What is expected
Extract every line of the records below that contains the string "axis", treating uppercase and lowercase as different.

[Layout annotation data]
***

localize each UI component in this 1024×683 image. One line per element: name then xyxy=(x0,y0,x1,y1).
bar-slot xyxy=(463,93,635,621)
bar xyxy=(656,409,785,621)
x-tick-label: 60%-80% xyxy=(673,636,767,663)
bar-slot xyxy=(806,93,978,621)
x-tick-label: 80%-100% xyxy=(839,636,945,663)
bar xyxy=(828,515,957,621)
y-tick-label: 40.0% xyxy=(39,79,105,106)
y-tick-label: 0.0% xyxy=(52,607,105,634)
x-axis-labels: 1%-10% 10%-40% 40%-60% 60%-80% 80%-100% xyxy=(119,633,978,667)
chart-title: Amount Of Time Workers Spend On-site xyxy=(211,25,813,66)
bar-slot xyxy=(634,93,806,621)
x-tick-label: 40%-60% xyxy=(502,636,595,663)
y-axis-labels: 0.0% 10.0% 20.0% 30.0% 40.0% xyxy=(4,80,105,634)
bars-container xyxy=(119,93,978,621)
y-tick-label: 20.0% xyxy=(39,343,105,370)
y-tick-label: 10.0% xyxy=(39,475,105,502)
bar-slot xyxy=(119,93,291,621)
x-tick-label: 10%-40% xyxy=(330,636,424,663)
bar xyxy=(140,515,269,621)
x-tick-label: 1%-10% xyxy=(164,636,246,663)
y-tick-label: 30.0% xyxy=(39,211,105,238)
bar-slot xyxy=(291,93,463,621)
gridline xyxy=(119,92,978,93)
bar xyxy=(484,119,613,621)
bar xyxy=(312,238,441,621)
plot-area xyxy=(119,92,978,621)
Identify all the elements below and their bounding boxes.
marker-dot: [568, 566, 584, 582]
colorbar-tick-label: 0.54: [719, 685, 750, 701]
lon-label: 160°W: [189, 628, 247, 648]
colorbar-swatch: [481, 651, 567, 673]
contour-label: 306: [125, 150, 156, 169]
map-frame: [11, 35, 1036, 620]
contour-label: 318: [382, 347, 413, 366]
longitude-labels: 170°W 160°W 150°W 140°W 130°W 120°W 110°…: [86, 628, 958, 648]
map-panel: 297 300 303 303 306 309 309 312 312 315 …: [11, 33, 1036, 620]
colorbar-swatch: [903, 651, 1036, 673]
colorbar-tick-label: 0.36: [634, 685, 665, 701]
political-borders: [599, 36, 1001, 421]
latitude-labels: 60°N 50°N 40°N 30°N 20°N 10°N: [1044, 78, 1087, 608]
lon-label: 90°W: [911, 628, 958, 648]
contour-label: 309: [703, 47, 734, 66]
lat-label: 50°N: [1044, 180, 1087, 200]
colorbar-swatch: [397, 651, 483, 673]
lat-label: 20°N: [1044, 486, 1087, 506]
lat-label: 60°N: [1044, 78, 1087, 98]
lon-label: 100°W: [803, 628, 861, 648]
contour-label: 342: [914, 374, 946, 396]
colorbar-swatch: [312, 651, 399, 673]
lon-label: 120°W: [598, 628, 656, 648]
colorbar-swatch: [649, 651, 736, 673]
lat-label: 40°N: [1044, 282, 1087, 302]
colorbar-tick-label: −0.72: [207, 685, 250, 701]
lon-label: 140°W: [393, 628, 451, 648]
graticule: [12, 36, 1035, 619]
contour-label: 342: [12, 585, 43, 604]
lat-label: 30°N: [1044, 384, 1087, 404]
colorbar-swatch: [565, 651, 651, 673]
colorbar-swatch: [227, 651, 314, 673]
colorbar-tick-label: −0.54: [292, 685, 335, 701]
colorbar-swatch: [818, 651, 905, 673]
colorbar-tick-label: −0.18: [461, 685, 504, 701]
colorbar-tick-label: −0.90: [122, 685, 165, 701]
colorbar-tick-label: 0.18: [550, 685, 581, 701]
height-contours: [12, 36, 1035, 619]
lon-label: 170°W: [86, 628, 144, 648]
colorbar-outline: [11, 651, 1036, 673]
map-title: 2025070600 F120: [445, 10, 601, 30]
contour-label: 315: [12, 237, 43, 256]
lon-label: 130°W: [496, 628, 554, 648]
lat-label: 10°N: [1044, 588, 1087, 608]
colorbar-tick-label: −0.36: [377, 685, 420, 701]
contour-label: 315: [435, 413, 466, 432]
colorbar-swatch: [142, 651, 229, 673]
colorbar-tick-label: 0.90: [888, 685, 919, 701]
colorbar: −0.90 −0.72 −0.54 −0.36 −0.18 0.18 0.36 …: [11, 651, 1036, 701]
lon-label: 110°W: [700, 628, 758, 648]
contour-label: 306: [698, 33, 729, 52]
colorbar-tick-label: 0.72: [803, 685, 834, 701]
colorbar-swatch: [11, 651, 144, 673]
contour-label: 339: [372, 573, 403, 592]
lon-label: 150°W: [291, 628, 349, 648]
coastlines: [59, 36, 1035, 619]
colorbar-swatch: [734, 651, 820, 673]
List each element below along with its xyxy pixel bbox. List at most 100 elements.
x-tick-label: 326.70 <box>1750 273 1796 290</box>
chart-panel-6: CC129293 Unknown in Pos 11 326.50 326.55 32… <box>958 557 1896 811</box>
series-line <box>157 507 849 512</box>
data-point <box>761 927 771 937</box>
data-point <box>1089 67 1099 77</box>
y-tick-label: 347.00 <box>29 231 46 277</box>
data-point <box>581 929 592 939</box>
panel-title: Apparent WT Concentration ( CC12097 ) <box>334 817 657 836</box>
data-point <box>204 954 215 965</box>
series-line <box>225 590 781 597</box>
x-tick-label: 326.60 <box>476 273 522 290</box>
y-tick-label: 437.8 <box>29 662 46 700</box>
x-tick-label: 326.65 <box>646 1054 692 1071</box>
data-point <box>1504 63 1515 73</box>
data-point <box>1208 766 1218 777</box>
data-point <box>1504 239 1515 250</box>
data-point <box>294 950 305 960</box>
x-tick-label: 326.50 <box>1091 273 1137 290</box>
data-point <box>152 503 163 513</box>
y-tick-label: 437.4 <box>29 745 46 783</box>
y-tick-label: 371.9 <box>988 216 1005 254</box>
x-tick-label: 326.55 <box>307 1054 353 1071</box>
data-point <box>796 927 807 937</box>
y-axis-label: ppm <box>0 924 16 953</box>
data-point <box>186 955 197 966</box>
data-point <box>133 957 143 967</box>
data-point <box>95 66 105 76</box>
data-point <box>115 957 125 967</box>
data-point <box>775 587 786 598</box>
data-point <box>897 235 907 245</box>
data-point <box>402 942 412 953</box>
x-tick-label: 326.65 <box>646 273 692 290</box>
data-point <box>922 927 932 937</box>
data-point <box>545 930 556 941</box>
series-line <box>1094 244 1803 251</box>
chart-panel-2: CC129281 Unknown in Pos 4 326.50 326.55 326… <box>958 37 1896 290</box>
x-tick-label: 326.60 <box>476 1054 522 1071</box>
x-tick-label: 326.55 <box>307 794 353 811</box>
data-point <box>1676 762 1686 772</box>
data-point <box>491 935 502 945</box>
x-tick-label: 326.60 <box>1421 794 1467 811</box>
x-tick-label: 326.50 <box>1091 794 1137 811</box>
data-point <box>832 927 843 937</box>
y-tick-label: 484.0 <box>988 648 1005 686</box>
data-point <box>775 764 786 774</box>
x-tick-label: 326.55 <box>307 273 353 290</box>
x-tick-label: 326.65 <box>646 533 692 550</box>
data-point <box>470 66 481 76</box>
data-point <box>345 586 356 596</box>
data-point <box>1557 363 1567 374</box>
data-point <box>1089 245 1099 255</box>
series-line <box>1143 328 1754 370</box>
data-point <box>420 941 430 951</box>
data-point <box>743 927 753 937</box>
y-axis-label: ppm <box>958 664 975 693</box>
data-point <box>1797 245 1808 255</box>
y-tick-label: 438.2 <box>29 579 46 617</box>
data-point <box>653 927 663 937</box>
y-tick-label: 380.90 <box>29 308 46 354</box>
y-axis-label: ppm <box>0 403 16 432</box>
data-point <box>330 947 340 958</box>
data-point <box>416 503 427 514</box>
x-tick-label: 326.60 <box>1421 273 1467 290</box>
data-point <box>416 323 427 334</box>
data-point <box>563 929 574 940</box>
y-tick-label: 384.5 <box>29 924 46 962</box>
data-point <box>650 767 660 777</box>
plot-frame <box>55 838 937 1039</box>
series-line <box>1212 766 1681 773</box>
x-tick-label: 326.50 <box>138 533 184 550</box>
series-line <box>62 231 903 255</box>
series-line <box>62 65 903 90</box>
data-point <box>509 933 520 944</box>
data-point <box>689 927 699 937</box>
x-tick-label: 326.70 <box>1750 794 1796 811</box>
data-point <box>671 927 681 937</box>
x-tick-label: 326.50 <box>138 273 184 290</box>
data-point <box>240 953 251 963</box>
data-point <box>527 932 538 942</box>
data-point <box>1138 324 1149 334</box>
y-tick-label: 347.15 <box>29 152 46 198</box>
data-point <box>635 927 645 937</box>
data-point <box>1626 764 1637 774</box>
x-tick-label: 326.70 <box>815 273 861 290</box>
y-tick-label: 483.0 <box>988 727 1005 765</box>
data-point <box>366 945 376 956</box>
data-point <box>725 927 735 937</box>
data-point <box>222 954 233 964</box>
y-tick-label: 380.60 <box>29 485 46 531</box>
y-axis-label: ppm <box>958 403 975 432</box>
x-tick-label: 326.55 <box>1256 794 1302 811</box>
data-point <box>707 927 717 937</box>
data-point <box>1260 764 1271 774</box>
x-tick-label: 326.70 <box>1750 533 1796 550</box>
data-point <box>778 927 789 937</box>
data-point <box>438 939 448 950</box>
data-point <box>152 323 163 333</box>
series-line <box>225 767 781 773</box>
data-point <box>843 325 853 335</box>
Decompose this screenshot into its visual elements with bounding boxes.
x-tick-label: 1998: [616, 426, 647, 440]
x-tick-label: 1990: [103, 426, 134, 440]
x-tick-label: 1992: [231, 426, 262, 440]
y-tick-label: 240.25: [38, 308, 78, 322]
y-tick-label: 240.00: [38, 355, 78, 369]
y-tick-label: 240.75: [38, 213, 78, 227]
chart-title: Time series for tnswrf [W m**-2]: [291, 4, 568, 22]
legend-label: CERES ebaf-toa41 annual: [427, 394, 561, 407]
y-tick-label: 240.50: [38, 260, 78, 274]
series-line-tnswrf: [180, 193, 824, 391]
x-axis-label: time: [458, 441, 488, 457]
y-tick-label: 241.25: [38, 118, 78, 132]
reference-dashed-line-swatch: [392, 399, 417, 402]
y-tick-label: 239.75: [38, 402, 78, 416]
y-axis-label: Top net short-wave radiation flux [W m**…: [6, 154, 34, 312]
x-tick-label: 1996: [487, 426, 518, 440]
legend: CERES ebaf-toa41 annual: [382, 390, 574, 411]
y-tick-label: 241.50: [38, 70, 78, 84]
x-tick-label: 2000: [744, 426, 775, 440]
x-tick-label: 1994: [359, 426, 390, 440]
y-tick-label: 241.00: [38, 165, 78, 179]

***

Answer to the task
x-axis-labels: 1%-10% 10%-40% 40%-60% 60%-80% 80%-100% xyxy=(119,633,978,667)
y-axis-labels: 0.0% 10.0% 20.0% 30.0% 40.0% xyxy=(4,80,105,634)
y-axis-label: ppm <box>0 924 16 953</box>
y-axis-label: ppm <box>958 664 975 693</box>
y-axis-label: ppm <box>0 403 16 432</box>
y-axis-label: ppm <box>958 403 975 432</box>
x-axis-label: time: [458, 441, 488, 457]
y-axis-label: Top net short-wave radiation flux [W m**…: [6, 154, 34, 312]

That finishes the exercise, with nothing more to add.